Material provided
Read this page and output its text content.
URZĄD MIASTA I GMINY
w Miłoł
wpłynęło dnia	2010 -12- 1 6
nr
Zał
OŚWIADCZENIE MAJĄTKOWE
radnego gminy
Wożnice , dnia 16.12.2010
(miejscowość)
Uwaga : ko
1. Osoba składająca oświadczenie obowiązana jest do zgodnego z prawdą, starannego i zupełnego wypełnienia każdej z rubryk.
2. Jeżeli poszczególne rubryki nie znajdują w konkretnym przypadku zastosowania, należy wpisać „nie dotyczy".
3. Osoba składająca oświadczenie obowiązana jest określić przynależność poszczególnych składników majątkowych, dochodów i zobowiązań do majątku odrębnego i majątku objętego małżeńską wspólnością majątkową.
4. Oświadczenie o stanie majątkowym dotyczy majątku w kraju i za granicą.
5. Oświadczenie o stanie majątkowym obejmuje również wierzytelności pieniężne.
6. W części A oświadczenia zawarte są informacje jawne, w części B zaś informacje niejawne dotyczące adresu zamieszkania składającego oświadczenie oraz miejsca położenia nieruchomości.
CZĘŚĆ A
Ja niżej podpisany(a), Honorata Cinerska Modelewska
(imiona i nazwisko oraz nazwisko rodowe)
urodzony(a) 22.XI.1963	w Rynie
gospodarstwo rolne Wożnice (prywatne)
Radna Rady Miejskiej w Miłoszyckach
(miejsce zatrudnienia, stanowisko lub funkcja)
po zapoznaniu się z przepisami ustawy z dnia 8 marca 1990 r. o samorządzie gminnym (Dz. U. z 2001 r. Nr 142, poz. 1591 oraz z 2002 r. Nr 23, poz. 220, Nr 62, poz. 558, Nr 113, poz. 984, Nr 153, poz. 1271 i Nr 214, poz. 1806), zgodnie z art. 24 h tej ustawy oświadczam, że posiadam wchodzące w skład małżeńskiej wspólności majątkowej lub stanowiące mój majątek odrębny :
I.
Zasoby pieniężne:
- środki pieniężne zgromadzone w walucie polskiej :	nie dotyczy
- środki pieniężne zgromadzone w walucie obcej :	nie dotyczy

Request
Copy all lines above containing the string "Wożnice".

Right answer
Wożnice , dnia 16.12.2010
gospodarstwo rolne Wożnice (prywatne)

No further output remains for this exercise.